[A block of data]
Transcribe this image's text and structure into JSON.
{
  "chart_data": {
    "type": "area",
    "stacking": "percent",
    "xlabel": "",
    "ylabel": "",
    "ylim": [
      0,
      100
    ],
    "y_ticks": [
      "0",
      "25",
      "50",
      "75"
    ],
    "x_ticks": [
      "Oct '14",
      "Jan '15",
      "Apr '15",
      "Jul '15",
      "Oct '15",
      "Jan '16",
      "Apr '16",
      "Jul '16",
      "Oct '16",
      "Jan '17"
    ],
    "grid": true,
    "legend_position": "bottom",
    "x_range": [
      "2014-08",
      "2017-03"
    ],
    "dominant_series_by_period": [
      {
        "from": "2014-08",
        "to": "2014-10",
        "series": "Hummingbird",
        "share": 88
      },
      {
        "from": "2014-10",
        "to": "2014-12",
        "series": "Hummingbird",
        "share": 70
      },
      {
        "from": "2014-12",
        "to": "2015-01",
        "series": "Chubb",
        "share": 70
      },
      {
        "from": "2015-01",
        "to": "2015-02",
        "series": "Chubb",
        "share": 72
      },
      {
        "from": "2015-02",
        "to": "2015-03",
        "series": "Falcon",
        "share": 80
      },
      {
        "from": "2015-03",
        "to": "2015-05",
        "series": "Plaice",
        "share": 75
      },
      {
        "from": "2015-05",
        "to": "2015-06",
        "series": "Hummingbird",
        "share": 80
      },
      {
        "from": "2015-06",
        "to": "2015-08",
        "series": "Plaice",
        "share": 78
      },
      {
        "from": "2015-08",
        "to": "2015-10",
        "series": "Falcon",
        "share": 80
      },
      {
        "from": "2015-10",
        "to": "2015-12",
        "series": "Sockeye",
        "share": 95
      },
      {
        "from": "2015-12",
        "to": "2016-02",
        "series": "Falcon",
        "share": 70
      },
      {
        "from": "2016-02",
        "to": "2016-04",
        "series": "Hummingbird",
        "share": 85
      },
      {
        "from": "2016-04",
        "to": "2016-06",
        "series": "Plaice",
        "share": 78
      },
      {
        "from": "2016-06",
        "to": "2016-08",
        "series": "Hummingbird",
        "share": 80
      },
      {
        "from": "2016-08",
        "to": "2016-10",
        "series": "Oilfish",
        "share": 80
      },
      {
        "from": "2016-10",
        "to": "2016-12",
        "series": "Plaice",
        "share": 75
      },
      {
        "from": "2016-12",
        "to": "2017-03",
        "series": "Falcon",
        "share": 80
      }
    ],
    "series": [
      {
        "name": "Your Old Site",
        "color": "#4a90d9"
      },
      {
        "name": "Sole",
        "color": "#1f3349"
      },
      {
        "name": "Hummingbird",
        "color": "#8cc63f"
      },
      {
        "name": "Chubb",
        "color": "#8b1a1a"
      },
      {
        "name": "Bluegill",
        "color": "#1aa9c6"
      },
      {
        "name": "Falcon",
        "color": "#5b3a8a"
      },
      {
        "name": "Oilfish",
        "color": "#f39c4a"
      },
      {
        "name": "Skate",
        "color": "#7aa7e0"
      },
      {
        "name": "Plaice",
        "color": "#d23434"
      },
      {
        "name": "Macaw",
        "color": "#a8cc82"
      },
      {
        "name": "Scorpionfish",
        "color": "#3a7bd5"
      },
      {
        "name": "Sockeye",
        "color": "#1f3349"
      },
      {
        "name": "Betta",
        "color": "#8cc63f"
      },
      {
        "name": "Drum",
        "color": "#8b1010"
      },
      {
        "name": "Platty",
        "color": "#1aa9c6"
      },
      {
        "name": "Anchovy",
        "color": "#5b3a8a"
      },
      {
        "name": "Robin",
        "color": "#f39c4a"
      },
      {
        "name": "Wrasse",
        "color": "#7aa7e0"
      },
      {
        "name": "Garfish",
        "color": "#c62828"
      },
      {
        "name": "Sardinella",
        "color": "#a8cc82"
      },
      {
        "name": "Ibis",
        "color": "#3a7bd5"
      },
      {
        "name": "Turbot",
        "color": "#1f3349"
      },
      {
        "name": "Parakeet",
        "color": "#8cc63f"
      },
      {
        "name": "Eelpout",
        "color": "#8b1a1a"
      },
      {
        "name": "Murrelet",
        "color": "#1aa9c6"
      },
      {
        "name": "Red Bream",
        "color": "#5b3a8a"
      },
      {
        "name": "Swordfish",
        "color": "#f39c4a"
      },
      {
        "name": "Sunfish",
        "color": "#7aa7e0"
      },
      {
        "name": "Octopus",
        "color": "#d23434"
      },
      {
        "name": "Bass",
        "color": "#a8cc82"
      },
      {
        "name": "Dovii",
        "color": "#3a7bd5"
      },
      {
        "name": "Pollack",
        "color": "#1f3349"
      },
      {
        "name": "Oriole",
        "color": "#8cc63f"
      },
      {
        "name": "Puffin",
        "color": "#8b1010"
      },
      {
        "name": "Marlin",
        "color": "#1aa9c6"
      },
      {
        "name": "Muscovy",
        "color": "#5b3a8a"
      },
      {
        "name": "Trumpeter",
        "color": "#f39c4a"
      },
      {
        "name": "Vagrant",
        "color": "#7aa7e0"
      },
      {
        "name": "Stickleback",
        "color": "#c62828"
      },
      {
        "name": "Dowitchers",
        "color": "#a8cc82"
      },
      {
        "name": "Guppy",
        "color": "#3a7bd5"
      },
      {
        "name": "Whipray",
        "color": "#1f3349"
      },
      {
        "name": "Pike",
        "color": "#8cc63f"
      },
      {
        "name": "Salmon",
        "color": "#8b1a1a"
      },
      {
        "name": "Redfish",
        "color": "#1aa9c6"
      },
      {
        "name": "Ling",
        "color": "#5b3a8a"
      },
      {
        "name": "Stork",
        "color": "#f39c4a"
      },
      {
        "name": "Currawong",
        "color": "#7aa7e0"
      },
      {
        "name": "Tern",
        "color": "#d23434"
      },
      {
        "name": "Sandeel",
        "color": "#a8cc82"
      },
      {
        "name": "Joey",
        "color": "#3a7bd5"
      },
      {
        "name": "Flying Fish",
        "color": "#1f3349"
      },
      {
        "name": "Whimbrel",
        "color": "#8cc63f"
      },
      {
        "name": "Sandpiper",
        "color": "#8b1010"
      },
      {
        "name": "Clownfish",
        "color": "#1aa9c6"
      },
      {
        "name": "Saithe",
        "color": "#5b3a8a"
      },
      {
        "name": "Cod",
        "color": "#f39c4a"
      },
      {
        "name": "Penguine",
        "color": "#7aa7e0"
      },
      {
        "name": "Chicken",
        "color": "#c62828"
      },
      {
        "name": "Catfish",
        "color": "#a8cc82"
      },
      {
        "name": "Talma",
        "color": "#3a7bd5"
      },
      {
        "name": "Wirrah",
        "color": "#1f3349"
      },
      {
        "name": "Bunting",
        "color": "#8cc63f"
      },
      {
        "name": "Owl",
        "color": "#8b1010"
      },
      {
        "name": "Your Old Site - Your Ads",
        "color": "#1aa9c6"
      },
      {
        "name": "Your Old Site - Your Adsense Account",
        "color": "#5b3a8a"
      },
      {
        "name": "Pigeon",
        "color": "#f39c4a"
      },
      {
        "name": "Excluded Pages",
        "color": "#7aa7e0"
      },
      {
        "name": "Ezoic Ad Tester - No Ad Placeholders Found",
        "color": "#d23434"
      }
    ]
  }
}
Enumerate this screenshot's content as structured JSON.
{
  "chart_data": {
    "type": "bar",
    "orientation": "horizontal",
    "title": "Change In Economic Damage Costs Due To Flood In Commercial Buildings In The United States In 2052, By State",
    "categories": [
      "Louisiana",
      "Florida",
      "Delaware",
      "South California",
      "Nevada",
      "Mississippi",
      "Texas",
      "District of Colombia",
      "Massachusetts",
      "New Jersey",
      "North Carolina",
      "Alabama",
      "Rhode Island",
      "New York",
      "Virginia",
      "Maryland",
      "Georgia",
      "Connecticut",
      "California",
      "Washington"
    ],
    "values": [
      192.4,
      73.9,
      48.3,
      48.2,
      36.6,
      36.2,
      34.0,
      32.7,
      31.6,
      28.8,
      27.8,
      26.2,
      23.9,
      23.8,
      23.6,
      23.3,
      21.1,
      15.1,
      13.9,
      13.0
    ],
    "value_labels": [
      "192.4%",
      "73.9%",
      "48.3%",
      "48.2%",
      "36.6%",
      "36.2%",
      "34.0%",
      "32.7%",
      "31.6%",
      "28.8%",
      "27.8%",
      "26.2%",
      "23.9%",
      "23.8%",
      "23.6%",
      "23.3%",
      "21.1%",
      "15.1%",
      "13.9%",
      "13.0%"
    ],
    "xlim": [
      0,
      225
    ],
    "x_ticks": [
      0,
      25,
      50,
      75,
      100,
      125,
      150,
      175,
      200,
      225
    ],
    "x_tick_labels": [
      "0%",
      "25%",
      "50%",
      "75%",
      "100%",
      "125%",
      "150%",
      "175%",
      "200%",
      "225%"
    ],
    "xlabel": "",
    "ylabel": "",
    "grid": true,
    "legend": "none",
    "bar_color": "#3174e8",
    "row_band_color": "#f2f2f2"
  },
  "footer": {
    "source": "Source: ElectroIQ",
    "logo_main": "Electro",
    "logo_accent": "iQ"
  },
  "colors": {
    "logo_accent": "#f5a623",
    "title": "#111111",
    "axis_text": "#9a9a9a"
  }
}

**WORK INSTRUCTIONS**
Copy all lines from the entries that contain the word "title".

**RESPONSE**
    "title": "Change In Economic Damage Costs Due To Flood In Commercial Buildings In The United States In 2052, By State",
    "title": "#111111",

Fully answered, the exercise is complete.